ACTION ITEM: Search the data below for the string "coordinate". Extract every line that contains it.

Figure collection entries:
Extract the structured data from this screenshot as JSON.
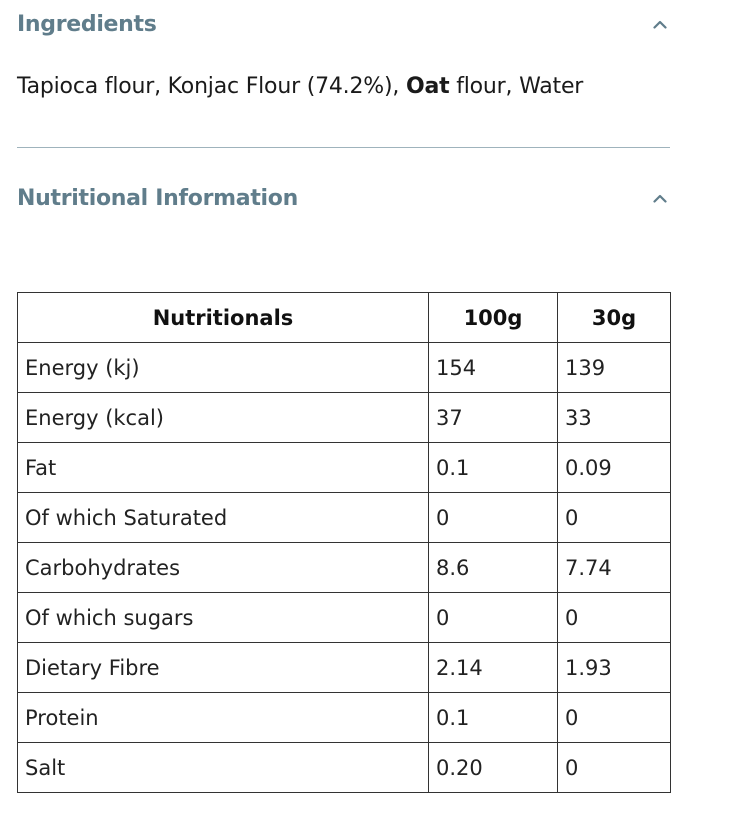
{
  "ingredients": {
    "title": "Ingredients",
    "text_part1": "Tapioca flour, Konjac Flour (74.2%), ",
    "text_bold": "Oat",
    "text_part2": " flour, Water",
    "toggle_icon": "chevron-up-icon"
  },
  "nutrition": {
    "title": "Nutritional Information",
    "toggle_icon": "chevron-up-icon",
    "table": {
      "headers": [
        "Nutritionals",
        "100g",
        "30g"
      ],
      "rows": [
        [
          "Energy (kj)",
          "154",
          "139"
        ],
        [
          "Energy (kcal)",
          "37",
          "33"
        ],
        [
          "Fat",
          "0.1",
          "0.09"
        ],
        [
          "Of which Saturated",
          "0",
          "0"
        ],
        [
          "Carbohydrates",
          "8.6",
          "7.74"
        ],
        [
          "Of which sugars",
          "0",
          "0"
        ],
        [
          "Dietary Fibre",
          "2.14",
          "1.93"
        ],
        [
          "Protein",
          "0.1",
          "0"
        ],
        [
          "Salt",
          "0.20",
          "0"
        ]
      ]
    }
  },
  "colors": {
    "section_title": "#607d8b",
    "divider": "#9fb3bc",
    "table_border": "#333333"
  }
}
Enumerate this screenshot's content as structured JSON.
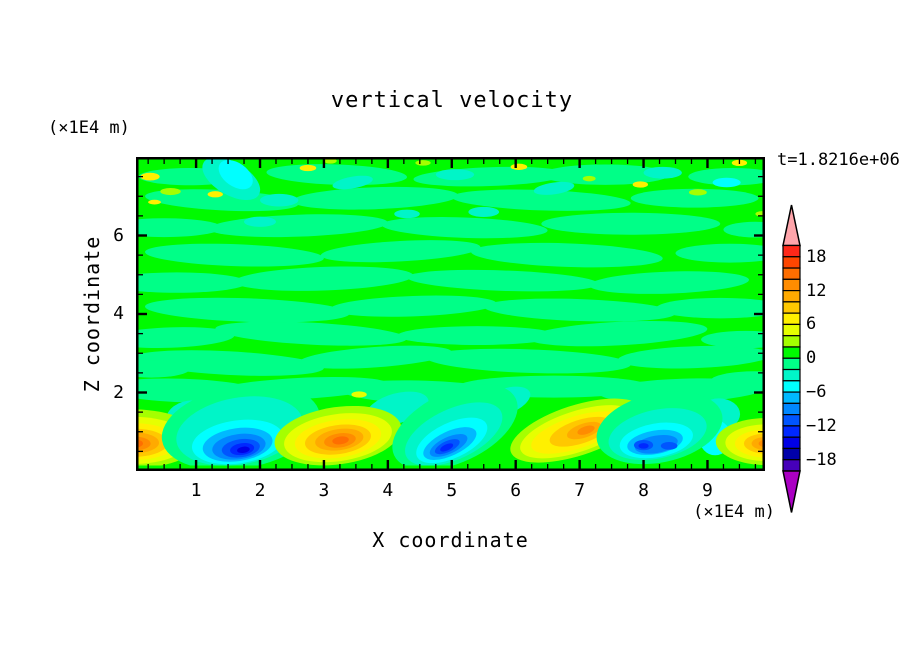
{
  "chart_data": {
    "type": "filled_contour",
    "title": "vertical velocity",
    "time_annotation": "t=1.8216e+06",
    "xlabel": "X coordinate",
    "zlabel": "Z coordinate",
    "x_unit": "(×1E4 m)",
    "z_unit": "(×1E4 m)",
    "xlim": [
      0.06,
      9.9
    ],
    "zlim": [
      0,
      8
    ],
    "x_major_ticks": [
      1,
      2,
      3,
      4,
      5,
      6,
      7,
      8,
      9
    ],
    "x_minor_step": 0.25,
    "z_major_ticks": [
      2,
      4,
      6
    ],
    "z_minor_step": 0.5,
    "grid": false,
    "legend_position": "right-colorbar",
    "contour_levels": {
      "min": -20,
      "max": 20,
      "step": 2
    },
    "colorbar": {
      "tick_values": [
        18,
        12,
        6,
        0,
        -6,
        -12,
        -18
      ],
      "tick_labels": [
        "18",
        "12",
        "6",
        "0",
        "−6",
        "−12",
        "−18"
      ],
      "band_colors": [
        "#FF2819",
        "#FF4600",
        "#FF6E00",
        "#FF8C00",
        "#FFAA00",
        "#FFC800",
        "#FFF000",
        "#E6FF00",
        "#A5FF00",
        "#00FA00",
        "#00FF87",
        "#00F5C8",
        "#00FFFF",
        "#00B9FF",
        "#0087FF",
        "#0055FF",
        "#0028FF",
        "#0000E6",
        "#0000AA",
        "#4600B9"
      ],
      "over_color": "#FFA5AB",
      "under_color": "#AA00C3",
      "outline_color": "#000000"
    },
    "field": {
      "description": "w field: near-zero streaky region aloft (bands -2..0 and 0..2), alternating strong updraft/downdraft cells near the bottom boundary",
      "base_color_index": 9,
      "streak_color_index": 10,
      "streaks": [
        [
          0.8,
          2.05,
          1.25,
          0.3,
          2
        ],
        [
          2.6,
          2.1,
          1.4,
          0.27,
          -3
        ],
        [
          4.6,
          2.0,
          1.35,
          0.3,
          2
        ],
        [
          6.6,
          2.15,
          1.5,
          0.28,
          0
        ],
        [
          8.6,
          2.05,
          1.3,
          0.3,
          -2
        ],
        [
          9.75,
          2.3,
          0.7,
          0.24,
          0
        ],
        [
          1.5,
          2.75,
          1.5,
          0.3,
          3
        ],
        [
          3.8,
          2.9,
          1.2,
          0.26,
          -4
        ],
        [
          6.2,
          2.8,
          1.6,
          0.3,
          2
        ],
        [
          8.8,
          2.9,
          1.2,
          0.28,
          -2
        ],
        [
          0.3,
          2.6,
          0.6,
          0.22,
          0
        ],
        [
          0.6,
          3.4,
          1.0,
          0.26,
          -2
        ],
        [
          2.8,
          3.5,
          1.5,
          0.28,
          3
        ],
        [
          5.4,
          3.45,
          1.25,
          0.24,
          0
        ],
        [
          7.6,
          3.5,
          1.4,
          0.3,
          -3
        ],
        [
          9.6,
          3.35,
          0.7,
          0.22,
          0
        ],
        [
          1.8,
          4.1,
          1.6,
          0.3,
          2
        ],
        [
          4.4,
          4.2,
          1.3,
          0.26,
          -2
        ],
        [
          7.0,
          4.1,
          1.5,
          0.28,
          2
        ],
        [
          9.2,
          4.15,
          1.0,
          0.26,
          0
        ],
        [
          0.7,
          4.8,
          1.1,
          0.26,
          0
        ],
        [
          3.0,
          4.9,
          1.4,
          0.3,
          -2
        ],
        [
          5.8,
          4.85,
          1.5,
          0.26,
          2
        ],
        [
          8.4,
          4.8,
          1.25,
          0.28,
          -2
        ],
        [
          1.6,
          5.5,
          1.4,
          0.28,
          2
        ],
        [
          4.2,
          5.6,
          1.25,
          0.26,
          -3
        ],
        [
          6.8,
          5.5,
          1.5,
          0.3,
          2
        ],
        [
          9.35,
          5.55,
          0.85,
          0.24,
          0
        ],
        [
          0.5,
          6.2,
          0.9,
          0.24,
          0
        ],
        [
          2.6,
          6.25,
          1.4,
          0.28,
          -2
        ],
        [
          5.2,
          6.2,
          1.3,
          0.26,
          2
        ],
        [
          7.8,
          6.3,
          1.4,
          0.28,
          0
        ],
        [
          9.75,
          6.15,
          0.5,
          0.2,
          0
        ],
        [
          1.4,
          6.9,
          1.2,
          0.26,
          3
        ],
        [
          3.8,
          6.95,
          1.3,
          0.28,
          -2
        ],
        [
          6.4,
          6.9,
          1.4,
          0.26,
          2
        ],
        [
          8.8,
          6.95,
          1.0,
          0.24,
          0
        ],
        [
          0.9,
          7.5,
          0.8,
          0.22,
          0
        ],
        [
          3.2,
          7.55,
          1.1,
          0.26,
          2
        ],
        [
          5.6,
          7.5,
          1.2,
          0.24,
          -2
        ],
        [
          7.4,
          7.55,
          1.0,
          0.26,
          0
        ],
        [
          9.4,
          7.5,
          0.7,
          0.22,
          0
        ]
      ],
      "accents": [
        [
          1.55,
          7.45,
          0.5,
          0.42,
          30,
          11
        ],
        [
          2.3,
          6.9,
          0.3,
          0.16,
          0,
          11
        ],
        [
          3.45,
          7.35,
          0.32,
          0.15,
          -10,
          11
        ],
        [
          5.05,
          7.55,
          0.3,
          0.14,
          0,
          11
        ],
        [
          5.5,
          6.6,
          0.24,
          0.13,
          0,
          11
        ],
        [
          6.6,
          7.2,
          0.32,
          0.15,
          -8,
          11
        ],
        [
          8.3,
          7.6,
          0.3,
          0.15,
          0,
          11
        ],
        [
          2.0,
          6.35,
          0.25,
          0.13,
          0,
          11
        ],
        [
          4.3,
          6.55,
          0.2,
          0.11,
          0,
          11
        ],
        [
          1.62,
          7.55,
          0.3,
          0.3,
          35,
          12
        ],
        [
          9.3,
          7.35,
          0.22,
          0.12,
          0,
          12
        ],
        [
          0.95,
          1.3,
          0.42,
          0.5,
          0,
          11
        ],
        [
          4.15,
          1.6,
          0.5,
          0.38,
          -15,
          11
        ],
        [
          5.8,
          1.75,
          0.45,
          0.33,
          -20,
          11
        ],
        [
          9.18,
          1.45,
          0.33,
          0.4,
          0,
          11
        ],
        [
          9.12,
          0.85,
          0.25,
          0.45,
          0,
          12
        ],
        [
          8.55,
          1.1,
          0.15,
          0.3,
          0,
          13
        ],
        [
          0.28,
          7.5,
          0.15,
          0.1,
          0,
          6
        ],
        [
          0.6,
          7.12,
          0.16,
          0.09,
          0,
          8
        ],
        [
          1.3,
          7.05,
          0.12,
          0.08,
          0,
          6
        ],
        [
          2.75,
          7.72,
          0.13,
          0.08,
          0,
          6
        ],
        [
          3.1,
          7.9,
          0.1,
          0.07,
          0,
          8
        ],
        [
          4.55,
          7.85,
          0.12,
          0.07,
          0,
          8
        ],
        [
          6.05,
          7.75,
          0.13,
          0.08,
          0,
          6
        ],
        [
          7.15,
          7.45,
          0.1,
          0.07,
          0,
          8
        ],
        [
          7.95,
          7.3,
          0.12,
          0.08,
          0,
          6
        ],
        [
          8.85,
          7.1,
          0.14,
          0.08,
          0,
          8
        ],
        [
          9.5,
          7.85,
          0.12,
          0.08,
          0,
          6
        ],
        [
          9.85,
          6.55,
          0.1,
          0.07,
          0,
          8
        ],
        [
          0.35,
          6.85,
          0.1,
          0.06,
          0,
          6
        ],
        [
          3.55,
          1.95,
          0.12,
          0.08,
          0,
          7
        ]
      ],
      "features": [
        {
          "name": "updraft-left-edge",
          "x": 0.02,
          "z": 0.72,
          "peak": 15,
          "rings": [
            [
              0,
              0.1,
              1.05,
              0.75,
              0,
              8
            ],
            [
              0,
              0.06,
              0.88,
              0.6,
              0,
              7
            ],
            [
              0,
              0.03,
              0.7,
              0.47,
              0,
              6
            ],
            [
              0,
              0,
              0.54,
              0.36,
              0,
              5
            ],
            [
              0,
              0,
              0.4,
              0.27,
              0,
              4
            ],
            [
              0,
              -0.02,
              0.27,
              0.18,
              0,
              3
            ],
            [
              0,
              -0.02,
              0.15,
              0.11,
              0,
              2
            ]
          ]
        },
        {
          "name": "downdraft-1",
          "x": 1.65,
          "z": 0.62,
          "peak": -15,
          "rings": [
            [
              0.05,
              0.5,
              1.25,
              1.05,
              -10,
              10
            ],
            [
              0.03,
              0.4,
              1.0,
              0.85,
              -10,
              11
            ],
            [
              0,
              0.12,
              0.72,
              0.55,
              -8,
              12
            ],
            [
              0,
              0.05,
              0.55,
              0.42,
              -8,
              13
            ],
            [
              0.02,
              0,
              0.42,
              0.32,
              -8,
              14
            ],
            [
              0.05,
              -0.04,
              0.3,
              0.23,
              -8,
              15
            ],
            [
              0.07,
              -0.06,
              0.19,
              0.15,
              -8,
              16
            ],
            [
              0.09,
              -0.08,
              0.1,
              0.08,
              -8,
              17
            ]
          ]
        },
        {
          "name": "updraft-2",
          "x": 3.22,
          "z": 0.8,
          "peak": 15,
          "rings": [
            [
              0,
              0.1,
              1.0,
              0.73,
              -8,
              8
            ],
            [
              0,
              0.05,
              0.85,
              0.6,
              -8,
              7
            ],
            [
              0,
              0.02,
              0.68,
              0.48,
              -8,
              6
            ],
            [
              0,
              0,
              0.52,
              0.37,
              -8,
              5
            ],
            [
              0.02,
              0,
              0.38,
              0.27,
              -8,
              4
            ],
            [
              0.03,
              -0.02,
              0.25,
              0.18,
              -8,
              3
            ],
            [
              0.04,
              -0.02,
              0.13,
              0.1,
              -8,
              2
            ]
          ]
        },
        {
          "name": "downdraft-2",
          "x": 4.95,
          "z": 0.62,
          "peak": -13,
          "rings": [
            [
              0.1,
              0.5,
              1.05,
              0.9,
              -25,
              10
            ],
            [
              0.08,
              0.32,
              0.82,
              0.64,
              -25,
              11
            ],
            [
              0.05,
              0.16,
              0.6,
              0.45,
              -25,
              12
            ],
            [
              0.02,
              0.08,
              0.45,
              0.31,
              -25,
              13
            ],
            [
              0,
              0.03,
              0.32,
              0.21,
              -25,
              14
            ],
            [
              -0.02,
              0,
              0.21,
              0.14,
              -25,
              15
            ],
            [
              -0.03,
              -0.02,
              0.11,
              0.08,
              -25,
              16
            ]
          ]
        },
        {
          "name": "updraft-3",
          "x": 6.95,
          "z": 0.98,
          "peak": 13,
          "rings": [
            [
              0,
              0.05,
              1.08,
              0.64,
              -18,
              8
            ],
            [
              0,
              0.02,
              0.92,
              0.52,
              -18,
              7
            ],
            [
              0,
              0,
              0.74,
              0.41,
              -18,
              6
            ],
            [
              0.06,
              0.02,
              0.5,
              0.3,
              -18,
              5
            ],
            [
              0.12,
              0.05,
              0.28,
              0.18,
              -18,
              4
            ],
            [
              0.15,
              0.06,
              0.14,
              0.1,
              -18,
              3
            ]
          ]
        },
        {
          "name": "downdraft-3",
          "x": 8.2,
          "z": 0.68,
          "peak": -13,
          "rings": [
            [
              0.05,
              0.42,
              1.0,
              0.88,
              -12,
              10
            ],
            [
              0.02,
              0.26,
              0.78,
              0.62,
              -12,
              11
            ],
            [
              0,
              0.1,
              0.58,
              0.43,
              -10,
              12
            ],
            [
              -0.02,
              0.05,
              0.44,
              0.3,
              -10,
              13
            ],
            [
              0,
              0,
              0.34,
              0.22,
              -10,
              14
            ],
            [
              -0.2,
              -0.02,
              0.15,
              0.13,
              0,
              15
            ],
            [
              0.2,
              -0.04,
              0.13,
              0.1,
              0,
              15
            ],
            [
              -0.2,
              -0.04,
              0.08,
              0.07,
              0,
              16
            ]
          ]
        },
        {
          "name": "updraft-right-edge",
          "x": 9.93,
          "z": 0.7,
          "peak": 13,
          "rings": [
            [
              0,
              0.05,
              0.8,
              0.6,
              0,
              8
            ],
            [
              0,
              0.02,
              0.65,
              0.47,
              0,
              7
            ],
            [
              0,
              0,
              0.5,
              0.36,
              0,
              6
            ],
            [
              0,
              0,
              0.36,
              0.26,
              0,
              5
            ],
            [
              0,
              0,
              0.24,
              0.17,
              0,
              4
            ],
            [
              0,
              0,
              0.13,
              0.1,
              0,
              3
            ]
          ]
        }
      ],
      "bottom_strip": {
        "height_z": 0.14,
        "color_index": 9
      }
    }
  }
}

ANSWER TO THIS PROBLEM:
    "xlabel": "X coordinate",
    "zlabel": "Z coordinate",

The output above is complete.